Aim of the task: Repeat each line of the material below exactly as it appears, minus any pictures.

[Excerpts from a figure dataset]
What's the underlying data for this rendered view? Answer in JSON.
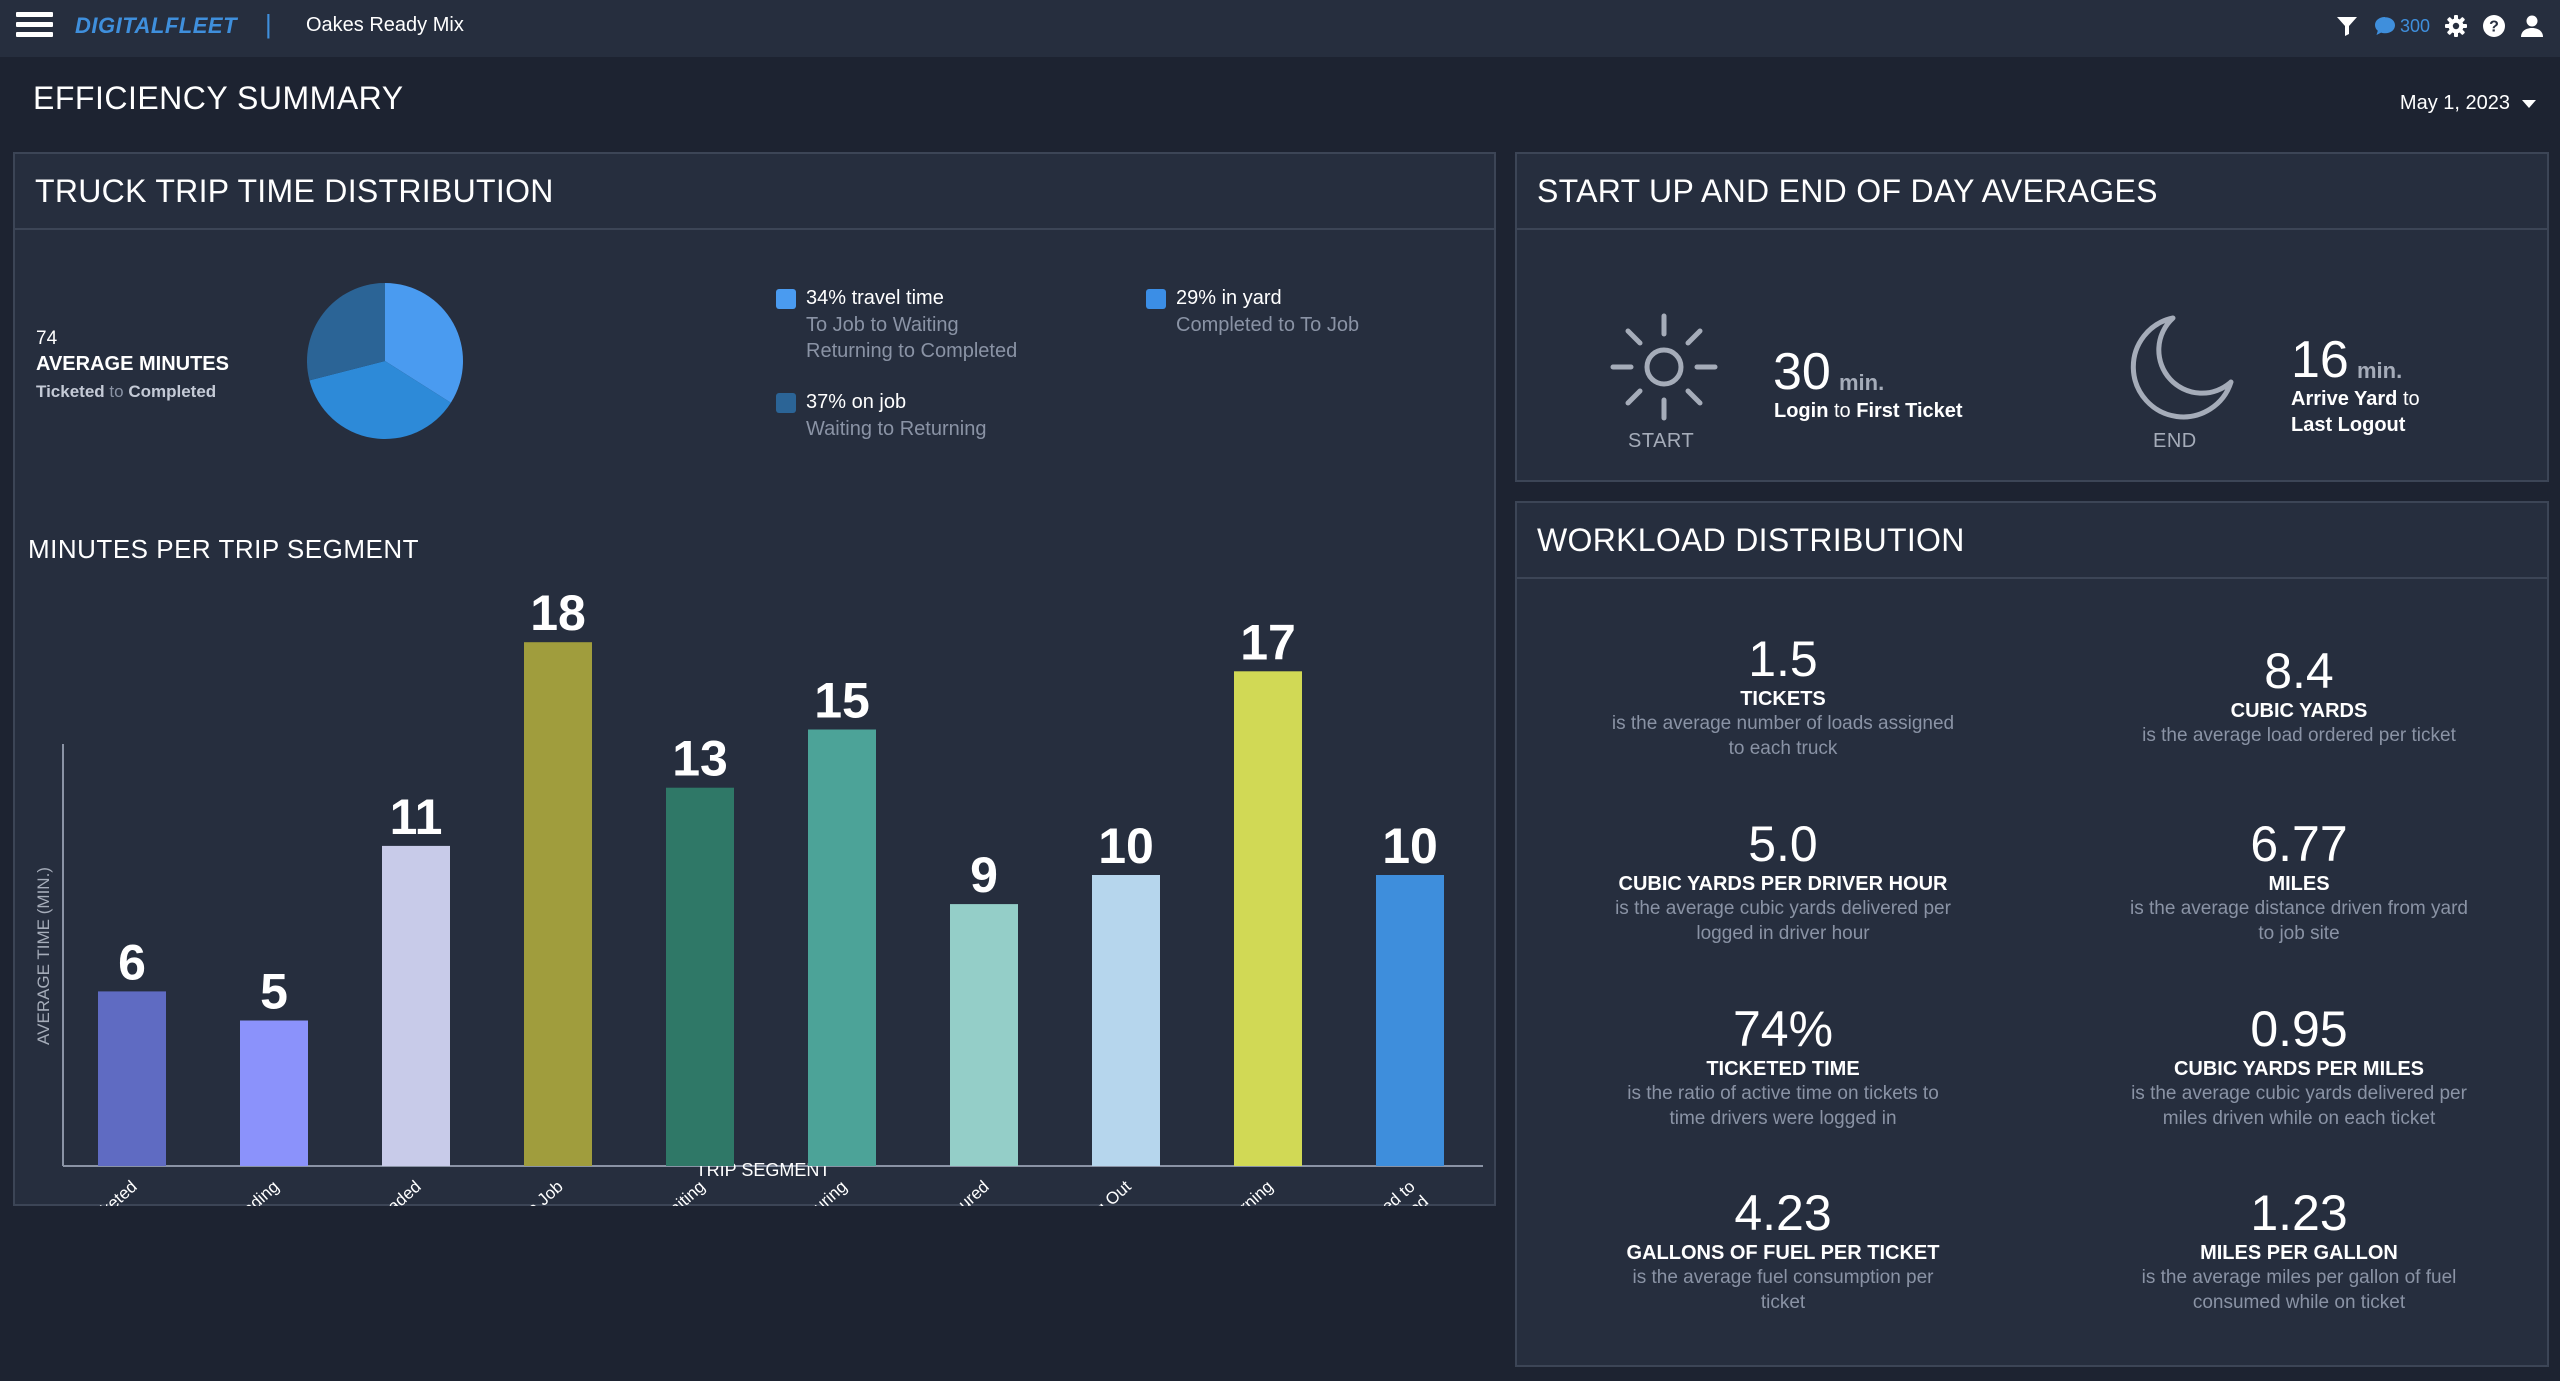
{
  "topbar": {
    "brand": "DIGITALFLEET",
    "separator": "|",
    "company": "Oakes Ready Mix",
    "message_count": "300"
  },
  "page": {
    "title": "EFFICIENCY SUMMARY",
    "date": "May 1, 2023"
  },
  "trip_distribution": {
    "title": "TRUCK TRIP TIME DISTRIBUTION",
    "average": {
      "value": "74",
      "label": "AVERAGE MINUTES",
      "from": "Ticketed",
      "to_word": "to",
      "to": "Completed"
    },
    "pie": [
      {
        "percent": 34,
        "color": "#4a9bf0"
      },
      {
        "percent": 37,
        "color": "#2d8ad8"
      },
      {
        "percent": 29,
        "color": "#2b6496"
      }
    ],
    "legend": [
      {
        "main": "34% travel time",
        "sub1": "To Job to Waiting",
        "sub2": "Returning to Completed",
        "color": "#4a9bf0"
      },
      {
        "main": "37% on job",
        "sub1": "Waiting to Returning",
        "sub2": "",
        "color": "#2b6496"
      },
      {
        "main": "29% in yard",
        "sub1": "Completed to To Job",
        "sub2": "",
        "color": "#3b8ee6"
      }
    ]
  },
  "chart_data": {
    "type": "bar",
    "title": "MINUTES PER TRIP SEGMENT",
    "xlabel": "TRIP SEGMENT",
    "ylabel": "AVERAGE TIME (MIN.)",
    "categories": [
      "Ticketed",
      "Loading",
      "Loaded",
      "To Job",
      "Waiting",
      "Pouring",
      "Poured",
      "Washing Out",
      "Returning",
      "Completed to Ticketed"
    ],
    "tick_lines": [
      [
        "Ticketed"
      ],
      [
        "Loading"
      ],
      [
        "Loaded"
      ],
      [
        "To Job"
      ],
      [
        "Waiting"
      ],
      [
        "Pouring"
      ],
      [
        "Poured"
      ],
      [
        "Washing Out"
      ],
      [
        "Returning"
      ],
      [
        "Completed to",
        "Ticketed"
      ]
    ],
    "values": [
      6,
      5,
      11,
      18,
      13,
      15,
      9,
      10,
      17,
      10
    ],
    "colors": [
      "#5f6bc2",
      "#8b92fb",
      "#c8cbe9",
      "#a09d3d",
      "#2f7867",
      "#4ca398",
      "#94cec8",
      "#b6d6ed",
      "#d1d955",
      "#3e8edc"
    ],
    "ylim": [
      0,
      20
    ],
    "grid": false,
    "legend": "none"
  },
  "startup": {
    "title": "START UP AND END OF DAY AVERAGES",
    "start": {
      "caption": "START",
      "value": "30",
      "unit": "min.",
      "desc_a": "Login",
      "desc_b": "to",
      "desc_c": "First Ticket"
    },
    "end": {
      "caption": "END",
      "value": "16",
      "unit": "min.",
      "desc_a": "Arrive Yard",
      "desc_b": "to",
      "desc_c": "Last Logout"
    }
  },
  "workload": {
    "title": "WORKLOAD DISTRIBUTION",
    "metrics": [
      {
        "value": "1.5",
        "label": "TICKETS",
        "desc1": "is the average number of loads assigned",
        "desc2": "to each truck"
      },
      {
        "value": "8.4",
        "label": "CUBIC YARDS",
        "desc1": "is the average load ordered per ticket",
        "desc2": ""
      },
      {
        "value": "5.0",
        "label": "CUBIC YARDS PER DRIVER HOUR",
        "desc1": "is the average cubic yards delivered per",
        "desc2": "logged in driver hour"
      },
      {
        "value": "6.77",
        "label": "MILES",
        "desc1": "is the average distance driven from yard",
        "desc2": "to job site"
      },
      {
        "value": "74%",
        "label": "TICKETED TIME",
        "desc1": "is the ratio of active time on tickets to",
        "desc2": "time drivers were logged in"
      },
      {
        "value": "0.95",
        "label": "CUBIC YARDS PER MILES",
        "desc1": "is the average cubic yards delivered per",
        "desc2": "miles driven while on each ticket"
      },
      {
        "value": "4.23",
        "label": "GALLONS OF FUEL PER TICKET",
        "desc1": "is the average fuel consumption per",
        "desc2": "ticket"
      },
      {
        "value": "1.23",
        "label": "MILES PER GALLON",
        "desc1": "is the average miles per gallon of fuel",
        "desc2": "consumed while on ticket"
      }
    ]
  },
  "colors": {
    "background": "#1d2331",
    "panel": "#262e3e",
    "accent": "#3f8fdc"
  },
  "icons": [
    "menu-icon",
    "filter-icon",
    "chat-bubble-icon",
    "gear-icon",
    "help-icon",
    "user-icon",
    "sun-icon",
    "moon-icon"
  ]
}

Written solution:
What's the underlying data for this rendered view? Answer in JSON.
{
  "topbar": {
    "brand": "DIGITALFLEET",
    "separator": "|",
    "company": "Oakes Ready Mix",
    "message_count": "300"
  },
  "page": {
    "title": "EFFICIENCY SUMMARY",
    "date": "May 1, 2023"
  },
  "trip_distribution": {
    "title": "TRUCK TRIP TIME DISTRIBUTION",
    "average": {
      "value": "74",
      "label": "AVERAGE MINUTES",
      "from": "Ticketed",
      "to_word": "to",
      "to": "Completed"
    },
    "pie": [
      {
        "percent": 34,
        "color": "#4a9bf0"
      },
      {
        "percent": 37,
        "color": "#2d8ad8"
      },
      {
        "percent": 29,
        "color": "#2b6496"
      }
    ],
    "legend": [
      {
        "main": "34% travel time",
        "sub1": "To Job to Waiting",
        "sub2": "Returning to Completed",
        "color": "#4a9bf0"
      },
      {
        "main": "37% on job",
        "sub1": "Waiting to Returning",
        "sub2": "",
        "color": "#2b6496"
      },
      {
        "main": "29% in yard",
        "sub1": "Completed to To Job",
        "sub2": "",
        "color": "#3b8ee6"
      }
    ]
  },
  "chart_data": {
    "type": "bar",
    "title": "MINUTES PER TRIP SEGMENT",
    "xlabel": "TRIP SEGMENT",
    "ylabel": "AVERAGE TIME (MIN.)",
    "categories": [
      "Ticketed",
      "Loading",
      "Loaded",
      "To Job",
      "Waiting",
      "Pouring",
      "Poured",
      "Washing Out",
      "Returning",
      "Completed to Ticketed"
    ],
    "tick_lines": [
      [
        "Ticketed"
      ],
      [
        "Loading"
      ],
      [
        "Loaded"
      ],
      [
        "To Job"
      ],
      [
        "Waiting"
      ],
      [
        "Pouring"
      ],
      [
        "Poured"
      ],
      [
        "Washing Out"
      ],
      [
        "Returning"
      ],
      [
        "Completed to",
        "Ticketed"
      ]
    ],
    "values": [
      6,
      5,
      11,
      18,
      13,
      15,
      9,
      10,
      17,
      10
    ],
    "colors": [
      "#5f6bc2",
      "#8b92fb",
      "#c8cbe9",
      "#a09d3d",
      "#2f7867",
      "#4ca398",
      "#94cec8",
      "#b6d6ed",
      "#d1d955",
      "#3e8edc"
    ],
    "ylim": [
      0,
      20
    ],
    "grid": false,
    "legend": "none"
  },
  "startup": {
    "title": "START UP AND END OF DAY AVERAGES",
    "start": {
      "caption": "START",
      "value": "30",
      "unit": "min.",
      "desc_a": "Login",
      "desc_b": "to",
      "desc_c": "First Ticket"
    },
    "end": {
      "caption": "END",
      "value": "16",
      "unit": "min.",
      "desc_a": "Arrive Yard",
      "desc_b": "to",
      "desc_c": "Last Logout"
    }
  },
  "workload": {
    "title": "WORKLOAD DISTRIBUTION",
    "metrics": [
      {
        "value": "1.5",
        "label": "TICKETS",
        "desc1": "is the average number of loads assigned",
        "desc2": "to each truck"
      },
      {
        "value": "8.4",
        "label": "CUBIC YARDS",
        "desc1": "is the average load ordered per ticket",
        "desc2": ""
      },
      {
        "value": "5.0",
        "label": "CUBIC YARDS PER DRIVER HOUR",
        "desc1": "is the average cubic yards delivered per",
        "desc2": "logged in driver hour"
      },
      {
        "value": "6.77",
        "label": "MILES",
        "desc1": "is the average distance driven from yard",
        "desc2": "to job site"
      },
      {
        "value": "74%",
        "label": "TICKETED TIME",
        "desc1": "is the ratio of active time on tickets to",
        "desc2": "time drivers were logged in"
      },
      {
        "value": "0.95",
        "label": "CUBIC YARDS PER MILES",
        "desc1": "is the average cubic yards delivered per",
        "desc2": "miles driven while on each ticket"
      },
      {
        "value": "4.23",
        "label": "GALLONS OF FUEL PER TICKET",
        "desc1": "is the average fuel consumption per",
        "desc2": "ticket"
      },
      {
        "value": "1.23",
        "label": "MILES PER GALLON",
        "desc1": "is the average miles per gallon of fuel",
        "desc2": "consumed while on ticket"
      }
    ]
  },
  "colors": {
    "background": "#1d2331",
    "panel": "#262e3e",
    "accent": "#3f8fdc"
  },
  "icons": [
    "menu-icon",
    "filter-icon",
    "chat-bubble-icon",
    "gear-icon",
    "help-icon",
    "user-icon",
    "sun-icon",
    "moon-icon"
  ]
}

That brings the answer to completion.